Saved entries
---------------

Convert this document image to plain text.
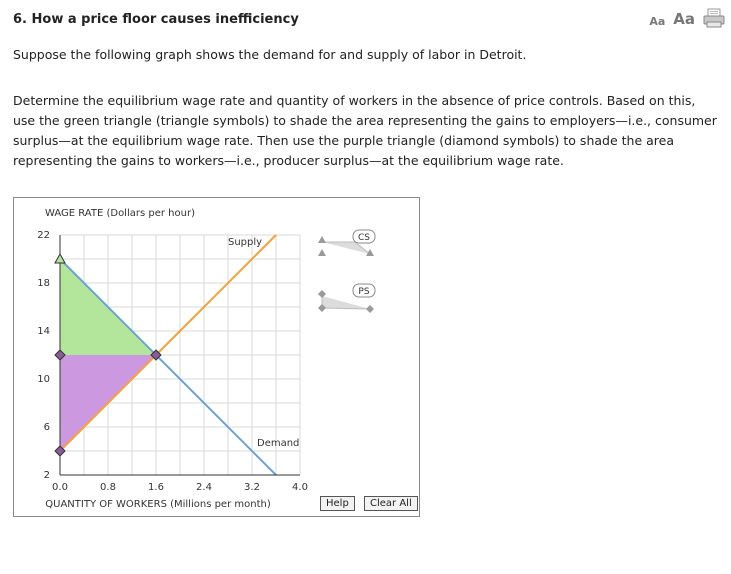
6. How a price floor causes inefficiency	Aa Aa
Suppose the following graph shows the demand for and supply of labor in Detroit.
Determine the equilibrium wage rate and quantity of workers in the absence of price controls. Based on this, use the green triangle (triangle symbols) to shade the area representing the gains to employers—i.e., consumer surplus—at the equilibrium wage rate. Then use the purple triangle (diamond symbols) to shade the area representing the gains to workers—i.e., producer surplus—at the equilibrium wage rate.
2
6
10
14
18
22
0.0	0.8	1.6	2.4	3.2	4.0
WAGE RATE (Dollars per hour)
QUANTITY OF WORKERS (Millions per month)
Supply
Demand
CS
PS
Help	Clear All
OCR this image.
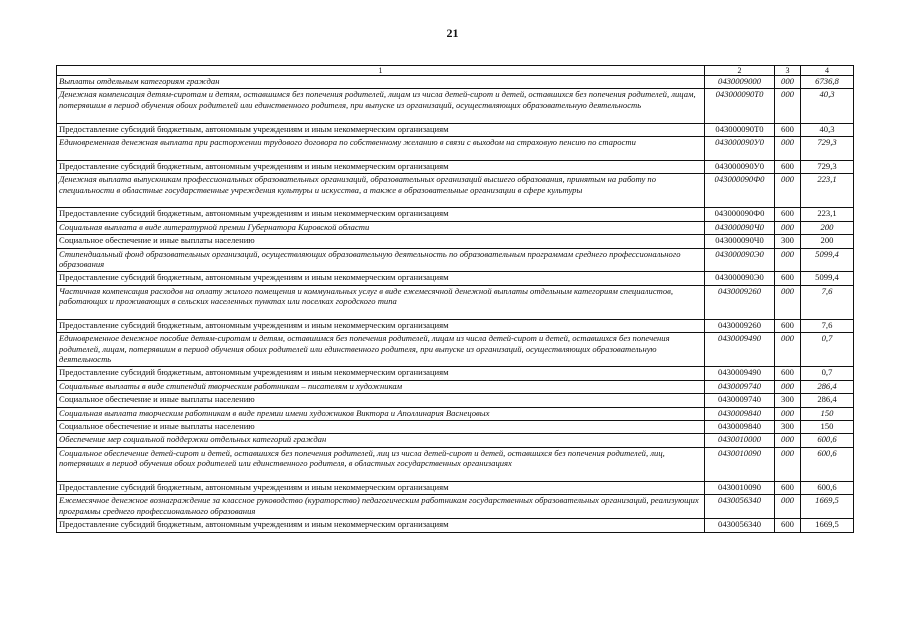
21
1	2	3	4
Выплаты отдельным категориям граждан	0430009000	000	6736,8
Денежная компенсация детям-сиротам и детям, оставшимся без попечения родителей, лицам из числа детей-сирот и детей, оставшихся без попечения родителей, лицам, потерявшим в период обучения обоих родителей или единственного родителя, при выпуске из организаций, осуществляющих образовательную деятельность	043000090Т0	000	40,3
Предоставление субсидий бюджетным, автономным учреждениям и иным некоммерческим организациям	043000090Т0	600	40,3
Единовременная денежная выплата при расторжении трудового договора по собственному желанию в связи с выходом на страховую пенсию по старости	043000090У0	000	729,3
Предоставление субсидий бюджетным, автономным учреждениям и иным некоммерческим организациям	043000090У0	600	729,3
Денежная выплата выпускникам профессиональных образовательных организаций, образовательных организаций высшего образования, принятым на работу по специальности в областные государственные учреждения культуры и искусства, а также в образовательные организации в сфере культуры	043000090Ф0	000	223,1
Предоставление субсидий бюджетным, автономным учреждениям и иным некоммерческим организациям	043000090Ф0	600	223,1
Социальная выплата в виде литературной премии Губернатора Кировской области	043000090Ч0	000	200
Социальное обеспечение и иные выплаты населению	043000090Ч0	300	200
Стипендиальный фонд образовательных организаций, осуществляющих образовательную деятельность по образовательным программам среднего профессионального образования	043000090Э0	000	5099,4
Предоставление субсидий бюджетным, автономным учреждениям и иным некоммерческим организациям	043000090Э0	600	5099,4
Частичная компенсация расходов на оплату жилого помещения и коммунальных услуг в виде ежемесячной денежной выплаты отдельным категориям специалистов, работающих и проживающих в сельских населенных пунктах или поселках городского типа	0430009260	000	7,6
Предоставление субсидий бюджетным, автономным учреждениям и иным некоммерческим организациям	0430009260	600	7,6
Единовременное денежное пособие детям-сиротам и детям, оставшимся без попечения родителей, лицам из числа детей-сирот и детей, оставшихся без попечения родителей, лицам, потерявшим в период обучения обоих родителей или единственного родителя, при выпуске из организаций, осуществляющих образовательную деятельность	0430009490	000	0,7
Предоставление субсидий бюджетным, автономным учреждениям и иным некоммерческим организациям	0430009490	600	0,7
Социальные выплаты в виде стипендий творческим работникам – писателям и художникам	0430009740	000	286,4
Социальное обеспечение и иные выплаты населению	0430009740	300	286,4
Социальная выплата творческим работникам в виде премии имени художников Виктора и Аполлинария Васнецовых	0430009840	000	150
Социальное обеспечение и иные выплаты населению	0430009840	300	150
Обеспечение мер социальной поддержки отдельных категорий граждан	0430010000	000	600,6
Социальное обеспечение детей-сирот и детей, оставшихся без попечения родителей, лиц из числа детей-сирот и детей, оставшихся без попечения родителей, лиц, потерявших в период обучения обоих родителей или единственного родителя, в областных государственных организациях	0430010090	000	600,6
Предоставление субсидий бюджетным, автономным учреждениям и иным некоммерческим организациям	0430010090	600	600,6
Ежемесячное денежное вознаграждение за классное руководство (кураторство) педагогическим работникам государственных образовательных организаций, реализующих программы среднего профессионального образования	0430056340	000	1669,5
Предоставление субсидий бюджетным, автономным учреждениям и иным некоммерческим организациям	0430056340	600	1669,5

---------------

Pull every line containing the word "Социальная" out of the entries above.

▶ _Task output_:
Социальная выплата в виде литературной премии Губернатора Кировской области	043000090Ч0	000	200
Социальная выплата творческим работникам в виде премии имени художников Виктора и Аполлинария Васнецовых	0430009840	000	150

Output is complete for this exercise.